加賀谷武明氏のインタビュー記事から、「京都に3年半、ニューヨーク店」と「らに高校卒業後入社しました。」の間の部分を、その両端の語句も含めて一字も変えずに書き写してもらえますか。

抽出テキスト:
-=-=-

視力を失い、逆境に立たされたとき再確認した
商人魂、仲間、人脈、そしてベイシックスイズム!

略 歴

このむ 代表 加賀谷武明氏
http://www.konomu.com

1971年群馬県生まれ

高校卒業後「京都銀閣寺 名代おめん」に就職。
京都に3年半、ニューヨーク店に1年半勤務後あらてめて一から料理の基礎を学ぼうと上京し調理師学校に入学。
24歳の時にベイシックス入社

表参道店店長、西麻布店店長を歴任

2001年6月白金に「創作料理 このむ」を開業。
現在、群馬の地粉にこだわった麺料理専門店「白金荘製麺所」と2店舗を運営

職人としての常識やセオリーも吹っ飛ばされるような衝撃

質問:まずはベイシックに入社するまでの経緯を教えて下さい

私は群馬県太田市の出身なんですが、高校の先輩が創業50年になるうどんと和食のお店を京都銀閣でされていて、そちらに高校卒業後入社しました。

私は実家がいわゆる街の食堂を営んでいたので、自然な流れで飲食業に入っていった感じでした。

そちらで料理の基礎をじっくり学ばせていただき、3年半の京都店の勤務の後、1年半のニューヨーク店での勤務も経験させていただきました。
本当にありがたい経験でした。

その後もっと幅広く料理の知識を付けたい、色々な業態のお店も経験したいという思いから上京し調理師学校に入りました。

-=-=-

保存データ:
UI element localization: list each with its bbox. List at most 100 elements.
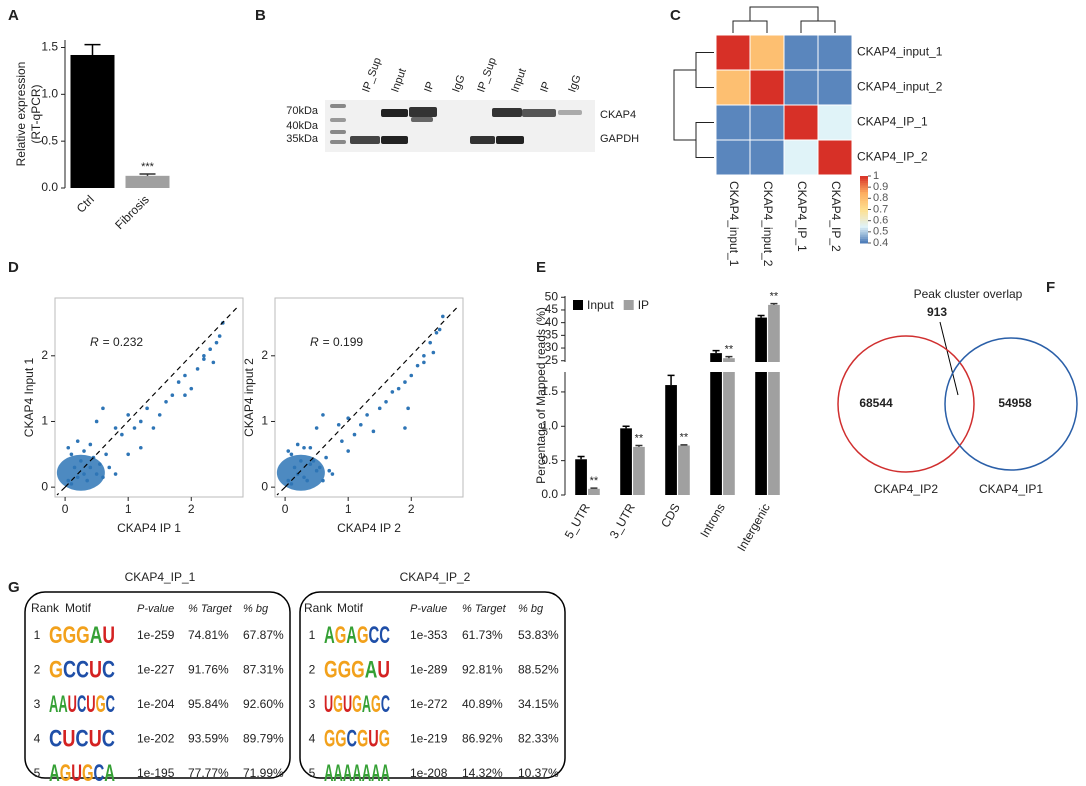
- table-box: [24, 591, 291, 779]
- motif-letter: A: [365, 657, 378, 684]
- point: [217, 334, 222, 338]
- column-label: CKAP4_input_1: [727, 181, 741, 267]
- motif-letter: G: [351, 657, 365, 684]
- colorbar-step: [860, 205, 868, 208]
- motif-letter: U: [89, 657, 102, 684]
- point: [101, 406, 105, 411]
- x-tick-label: Introns: [697, 501, 727, 540]
- point: [183, 393, 187, 398]
- diagonal: [64, 305, 240, 488]
- point: [340, 439, 344, 443]
- bar: [588, 488, 600, 495]
- bar: [665, 385, 677, 495]
- motif-logo: GCCUC: [49, 657, 115, 684]
- y-tick-label: 25: [545, 353, 559, 367]
- dendrogram-left: [673, 52, 714, 158]
- colorbar-step: [860, 187, 868, 190]
- point: [314, 426, 319, 430]
- table-box: [299, 591, 566, 779]
- y-tick-label: 35: [545, 328, 559, 342]
- point: [208, 347, 212, 352]
- error-bar: [757, 314, 765, 318]
- table-cell: 10.37%: [518, 766, 559, 780]
- heatmap-cell: [715, 139, 751, 176]
- column-label: CKAP4_IP_1: [795, 181, 809, 252]
- heatmap-cell: [817, 139, 853, 176]
- point: [324, 455, 328, 460]
- table-cell: 53.83%: [518, 628, 559, 642]
- heatmap-cell: [817, 34, 853, 71]
- heatmap-cell: [783, 104, 819, 141]
- point: [434, 331, 439, 335]
- lane-label: IP: [422, 80, 437, 94]
- legend-swatch: [623, 300, 634, 310]
- error-bar: [139, 173, 156, 176]
- point: [157, 413, 162, 417]
- lane-label: IP_Sup: [475, 56, 499, 94]
- significance: **: [725, 344, 734, 356]
- blot-band: [330, 130, 346, 134]
- motif-letter: G: [379, 726, 390, 753]
- y-tick-label: 0.0: [41, 180, 58, 194]
- marker-label: 70kDa: [286, 105, 319, 117]
- blot-band: [411, 117, 433, 122]
- colorbar-step: [860, 191, 868, 195]
- dendrogram-top: [732, 6, 836, 33]
- blot-band: [330, 118, 346, 122]
- motif-letter: U: [89, 726, 102, 753]
- bar-upper: [710, 353, 722, 362]
- point: [441, 314, 445, 319]
- motif-letter: G: [335, 622, 347, 649]
- column-label: CKAP4_input_2: [761, 181, 775, 267]
- motif-letter: C: [76, 657, 89, 684]
- table-cell: 89.79%: [243, 732, 284, 746]
- motif-letter: U: [71, 760, 82, 786]
- motif-letter: G: [49, 657, 63, 684]
- colorbar-step: [860, 193, 868, 197]
- bar: [768, 372, 780, 495]
- table-cell: 1e-202: [137, 732, 175, 746]
- bar: [723, 372, 735, 495]
- motif-letter: C: [49, 726, 62, 753]
- legend-label: IP: [638, 298, 649, 312]
- motif-letter: G: [324, 657, 338, 684]
- annotation-value: = 0.232: [103, 335, 144, 349]
- annotation: R = 0.232: [90, 335, 143, 349]
- motif-letter: U: [324, 691, 333, 718]
- motif-letter: G: [338, 657, 352, 684]
- motif-letter: G: [60, 760, 72, 786]
- cluster-shade: [56, 454, 105, 491]
- point: [69, 452, 74, 457]
- row-label: CKAP4_IP_1: [857, 115, 928, 129]
- motif-logo: GGCGUG: [324, 726, 390, 753]
- diagonal-tail: [56, 486, 66, 496]
- blot-band: [558, 110, 582, 115]
- panel-label: G: [8, 579, 20, 596]
- colorbar-step: [860, 196, 868, 199]
- heatmap-cell: [817, 104, 853, 141]
- table-cell: 92.81%: [462, 663, 503, 677]
- point: [104, 452, 108, 457]
- row-label: CKAP4_IP_2: [857, 150, 928, 164]
- x-tick-label: 0: [282, 502, 289, 516]
- y-tick-label: 1: [41, 414, 48, 428]
- error-bar: [622, 425, 630, 429]
- point: [211, 360, 216, 365]
- venn-count: 68544: [859, 396, 893, 410]
- error-bar: [84, 43, 101, 55]
- blot-band: [496, 136, 524, 144]
- y-axis-label: CKAP4 Input 1: [22, 357, 36, 437]
- table-cell: 4: [34, 732, 41, 746]
- colorbar-step: [860, 225, 868, 228]
- point: [132, 426, 137, 430]
- colorbar-step: [860, 220, 868, 224]
- motif-logo: GGGAU: [49, 622, 115, 649]
- blot-band: [381, 109, 408, 117]
- table-title: CKAP4_IP_2: [400, 570, 471, 584]
- point: [195, 367, 200, 371]
- table-cell: 71.99%: [243, 766, 284, 780]
- point: [189, 386, 194, 391]
- table-cell: 92.60%: [243, 697, 284, 711]
- table-cell: 1e-204: [137, 697, 175, 711]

-=-=-

回答:
京都に3年半、ニューヨーク店に1年半勤務後あらてめて一から料理の基礎を学ぼうと上京し調理師学校に入学。
24歳の時にベイシックス入社

表参道店店長、西麻布店店長を歴任

2001年6月白金に「創作料理 このむ」を開業。
現在、群馬の地粉にこだわった麺料理専門店「白金荘製麺所」と2店舗を運営

職人としての常識やセオリーも吹っ飛ばされるような衝撃

質問:まずはベイシックに入社するまでの経緯を教えて下さい

私は群馬県太田市の出身なんですが、高校の先輩が創業50年になるうどんと和食のお店を京都銀閣でされていて、そちらに高校卒業後入社しました。